RECORD EXCERPTS ->

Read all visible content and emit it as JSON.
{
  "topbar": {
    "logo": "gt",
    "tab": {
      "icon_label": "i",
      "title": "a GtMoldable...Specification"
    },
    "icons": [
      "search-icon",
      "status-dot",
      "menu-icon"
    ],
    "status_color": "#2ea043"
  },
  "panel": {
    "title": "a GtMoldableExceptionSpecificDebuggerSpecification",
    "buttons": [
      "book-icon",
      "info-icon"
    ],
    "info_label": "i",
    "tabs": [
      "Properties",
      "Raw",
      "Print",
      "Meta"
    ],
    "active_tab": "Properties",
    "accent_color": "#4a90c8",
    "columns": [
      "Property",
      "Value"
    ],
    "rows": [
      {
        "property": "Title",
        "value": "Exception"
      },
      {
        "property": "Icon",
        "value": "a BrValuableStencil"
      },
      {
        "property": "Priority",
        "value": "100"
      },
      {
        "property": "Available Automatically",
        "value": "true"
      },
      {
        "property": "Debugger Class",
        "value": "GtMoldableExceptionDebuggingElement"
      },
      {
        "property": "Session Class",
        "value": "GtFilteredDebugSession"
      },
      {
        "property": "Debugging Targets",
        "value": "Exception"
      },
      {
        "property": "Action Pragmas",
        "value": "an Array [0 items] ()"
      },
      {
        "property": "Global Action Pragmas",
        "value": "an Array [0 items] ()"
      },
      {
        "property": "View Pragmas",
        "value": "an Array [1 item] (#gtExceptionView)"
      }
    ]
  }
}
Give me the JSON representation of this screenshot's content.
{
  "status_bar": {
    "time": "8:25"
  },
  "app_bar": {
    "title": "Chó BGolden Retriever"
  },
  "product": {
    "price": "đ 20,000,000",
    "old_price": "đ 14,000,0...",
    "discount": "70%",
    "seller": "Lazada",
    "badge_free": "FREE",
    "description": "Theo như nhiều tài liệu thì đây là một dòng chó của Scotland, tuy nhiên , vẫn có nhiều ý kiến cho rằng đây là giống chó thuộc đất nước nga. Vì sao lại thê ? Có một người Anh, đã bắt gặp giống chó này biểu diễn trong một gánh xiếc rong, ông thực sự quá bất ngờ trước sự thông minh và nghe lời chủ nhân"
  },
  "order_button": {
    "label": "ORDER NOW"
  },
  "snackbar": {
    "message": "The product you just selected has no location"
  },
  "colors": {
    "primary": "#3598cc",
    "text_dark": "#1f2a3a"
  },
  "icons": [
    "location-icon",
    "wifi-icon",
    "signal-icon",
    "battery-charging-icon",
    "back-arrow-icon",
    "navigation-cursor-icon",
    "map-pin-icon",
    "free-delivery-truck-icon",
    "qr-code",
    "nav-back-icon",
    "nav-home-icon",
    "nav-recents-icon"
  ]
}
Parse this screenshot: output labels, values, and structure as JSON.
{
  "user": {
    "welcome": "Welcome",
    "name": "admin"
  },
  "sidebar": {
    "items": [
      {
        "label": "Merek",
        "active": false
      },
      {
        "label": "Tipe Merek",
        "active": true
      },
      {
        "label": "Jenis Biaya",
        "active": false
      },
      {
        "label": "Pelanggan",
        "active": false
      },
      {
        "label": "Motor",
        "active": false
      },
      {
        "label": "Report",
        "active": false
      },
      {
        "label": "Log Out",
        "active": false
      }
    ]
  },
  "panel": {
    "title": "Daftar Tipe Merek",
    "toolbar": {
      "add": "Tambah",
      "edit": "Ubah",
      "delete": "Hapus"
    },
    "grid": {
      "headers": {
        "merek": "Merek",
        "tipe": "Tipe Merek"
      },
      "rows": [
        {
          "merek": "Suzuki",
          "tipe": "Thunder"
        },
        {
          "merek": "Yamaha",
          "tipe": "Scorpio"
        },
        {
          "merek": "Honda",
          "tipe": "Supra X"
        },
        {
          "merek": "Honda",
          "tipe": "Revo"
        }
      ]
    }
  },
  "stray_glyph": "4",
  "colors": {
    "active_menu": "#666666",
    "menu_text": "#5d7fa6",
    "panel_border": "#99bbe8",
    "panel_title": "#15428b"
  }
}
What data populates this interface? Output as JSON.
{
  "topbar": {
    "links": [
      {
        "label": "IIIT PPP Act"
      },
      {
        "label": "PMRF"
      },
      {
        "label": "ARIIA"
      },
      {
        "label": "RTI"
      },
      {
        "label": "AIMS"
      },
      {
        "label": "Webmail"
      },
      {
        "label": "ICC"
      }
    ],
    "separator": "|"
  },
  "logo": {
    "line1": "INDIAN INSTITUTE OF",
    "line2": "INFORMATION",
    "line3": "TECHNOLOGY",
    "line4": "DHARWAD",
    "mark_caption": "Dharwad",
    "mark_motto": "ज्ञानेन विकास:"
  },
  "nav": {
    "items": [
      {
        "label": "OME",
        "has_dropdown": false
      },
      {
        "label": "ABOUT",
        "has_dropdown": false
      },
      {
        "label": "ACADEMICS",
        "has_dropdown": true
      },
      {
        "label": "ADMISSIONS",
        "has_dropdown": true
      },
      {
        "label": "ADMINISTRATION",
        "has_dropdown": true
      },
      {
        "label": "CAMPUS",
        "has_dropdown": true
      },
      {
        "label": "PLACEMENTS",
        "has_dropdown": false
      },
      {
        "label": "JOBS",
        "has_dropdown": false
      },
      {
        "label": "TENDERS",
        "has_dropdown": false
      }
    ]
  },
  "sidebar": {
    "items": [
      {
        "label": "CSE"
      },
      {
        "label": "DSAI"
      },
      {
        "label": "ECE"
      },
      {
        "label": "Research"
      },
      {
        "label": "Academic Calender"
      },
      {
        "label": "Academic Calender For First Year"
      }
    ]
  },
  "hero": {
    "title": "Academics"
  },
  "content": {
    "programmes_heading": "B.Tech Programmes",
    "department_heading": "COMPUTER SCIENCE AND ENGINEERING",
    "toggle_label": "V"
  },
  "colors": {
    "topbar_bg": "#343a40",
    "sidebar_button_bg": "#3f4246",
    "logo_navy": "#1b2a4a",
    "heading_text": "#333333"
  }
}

DIRECTIONS FOR THIS TASK ->
Exactly reproduce all of the entries above.

COMPLETED TASK ->
Read all visible content and emit it as JSON.
{
  "topbar": {
    "logo": "gt",
    "tab": {
      "icon_label": "i",
      "title": "a GtMoldable...Specification"
    },
    "icons": [
      "search-icon",
      "status-dot",
      "menu-icon"
    ],
    "status_color": "#2ea043"
  },
  "panel": {
    "title": "a GtMoldableExceptionSpecificDebuggerSpecification",
    "buttons": [
      "book-icon",
      "info-icon"
    ],
    "info_label": "i",
    "tabs": [
      "Properties",
      "Raw",
      "Print",
      "Meta"
    ],
    "active_tab": "Properties",
    "accent_color": "#4a90c8",
    "columns": [
      "Property",
      "Value"
    ],
    "rows": [
      {
        "property": "Title",
        "value": "Exception"
      },
      {
        "property": "Icon",
        "value": "a BrValuableStencil"
      },
      {
        "property": "Priority",
        "value": "100"
      },
      {
        "property": "Available Automatically",
        "value": "true"
      },
      {
        "property": "Debugger Class",
        "value": "GtMoldableExceptionDebuggingElement"
      },
      {
        "property": "Session Class",
        "value": "GtFilteredDebugSession"
      },
      {
        "property": "Debugging Targets",
        "value": "Exception"
      },
      {
        "property": "Action Pragmas",
        "value": "an Array [0 items] ()"
      },
      {
        "property": "Global Action Pragmas",
        "value": "an Array [0 items] ()"
      },
      {
        "property": "View Pragmas",
        "value": "an Array [1 item] (#gtExceptionView)"
      }
    ]
  }
}
Give me the JSON representation of this screenshot's content.
{
  "status_bar": {
    "time": "8:25"
  },
  "app_bar": {
    "title": "Chó BGolden Retriever"
  },
  "product": {
    "price": "đ 20,000,000",
    "old_price": "đ 14,000,0...",
    "discount": "70%",
    "seller": "Lazada",
    "badge_free": "FREE",
    "description": "Theo như nhiều tài liệu thì đây là một dòng chó của Scotland, tuy nhiên , vẫn có nhiều ý kiến cho rằng đây là giống chó thuộc đất nước nga. Vì sao lại thê ? Có một người Anh, đã bắt gặp giống chó này biểu diễn trong một gánh xiếc rong, ông thực sự quá bất ngờ trước sự thông minh và nghe lời chủ nhân"
  },
  "order_button": {
    "label": "ORDER NOW"
  },
  "snackbar": {
    "message": "The product you just selected has no location"
  },
  "colors": {
    "primary": "#3598cc",
    "text_dark": "#1f2a3a"
  },
  "icons": [
    "location-icon",
    "wifi-icon",
    "signal-icon",
    "battery-charging-icon",
    "back-arrow-icon",
    "navigation-cursor-icon",
    "map-pin-icon",
    "free-delivery-truck-icon",
    "qr-code",
    "nav-back-icon",
    "nav-home-icon",
    "nav-recents-icon"
  ]
}
Parse this screenshot: output labels, values, and structure as JSON.
{
  "user": {
    "welcome": "Welcome",
    "name": "admin"
  },
  "sidebar": {
    "items": [
      {
        "label": "Merek",
        "active": false
      },
      {
        "label": "Tipe Merek",
        "active": true
      },
      {
        "label": "Jenis Biaya",
        "active": false
      },
      {
        "label": "Pelanggan",
        "active": false
      },
      {
        "label": "Motor",
        "active": false
      },
      {
        "label": "Report",
        "active": false
      },
      {
        "label": "Log Out",
        "active": false
      }
    ]
  },
  "panel": {
    "title": "Daftar Tipe Merek",
    "toolbar": {
      "add": "Tambah",
      "edit": "Ubah",
      "delete": "Hapus"
    },
    "grid": {
      "headers": {
        "merek": "Merek",
        "tipe": "Tipe Merek"
      },
      "rows": [
        {
          "merek": "Suzuki",
          "tipe": "Thunder"
        },
        {
          "merek": "Yamaha",
          "tipe": "Scorpio"
        },
        {
          "merek": "Honda",
          "tipe": "Supra X"
        },
        {
          "merek": "Honda",
          "tipe": "Revo"
        }
      ]
    }
  },
  "stray_glyph": "4",
  "colors": {
    "active_menu": "#666666",
    "menu_text": "#5d7fa6",
    "panel_border": "#99bbe8",
    "panel_title": "#15428b"
  }
}
What data populates this interface? Output as JSON.
{
  "topbar": {
    "links": [
      {
        "label": "IIIT PPP Act"
      },
      {
        "label": "PMRF"
      },
      {
        "label": "ARIIA"
      },
      {
        "label": "RTI"
      },
      {
        "label": "AIMS"
      },
      {
        "label": "Webmail"
      },
      {
        "label": "ICC"
      }
    ],
    "separator": "|"
  },
  "logo": {
    "line1": "INDIAN INSTITUTE OF",
    "line2": "INFORMATION",
    "line3": "TECHNOLOGY",
    "line4": "DHARWAD",
    "mark_caption": "Dharwad",
    "mark_motto": "ज्ञानेन विकास:"
  },
  "nav": {
    "items": [
      {
        "label": "OME",
        "has_dropdown": false
      },
      {
        "label": "ABOUT",
        "has_dropdown": false
      },
      {
        "label": "ACADEMICS",
        "has_dropdown": true
      },
      {
        "label": "ADMISSIONS",
        "has_dropdown": true
      },
      {
        "label": "ADMINISTRATION",
        "has_dropdown": true
      },
      {
        "label": "CAMPUS",
        "has_dropdown": true
      },
      {
        "label": "PLACEMENTS",
        "has_dropdown": false
      },
      {
        "label": "JOBS",
        "has_dropdown": false
      },
      {
        "label": "TENDERS",
        "has_dropdown": false
      }
    ]
  },
  "sidebar": {
    "items": [
      {
        "label": "CSE"
      },
      {
        "label": "DSAI"
      },
      {
        "label": "ECE"
      },
      {
        "label": "Research"
      },
      {
        "label": "Academic Calender"
      },
      {
        "label": "Academic Calender For First Year"
      }
    ]
  },
  "hero": {
    "title": "Academics"
  },
  "content": {
    "programmes_heading": "B.Tech Programmes",
    "department_heading": "COMPUTER SCIENCE AND ENGINEERING",
    "toggle_label": "V"
  },
  "colors": {
    "topbar_bg": "#343a40",
    "sidebar_button_bg": "#3f4246",
    "logo_navy": "#1b2a4a",
    "heading_text": "#333333"
  }
}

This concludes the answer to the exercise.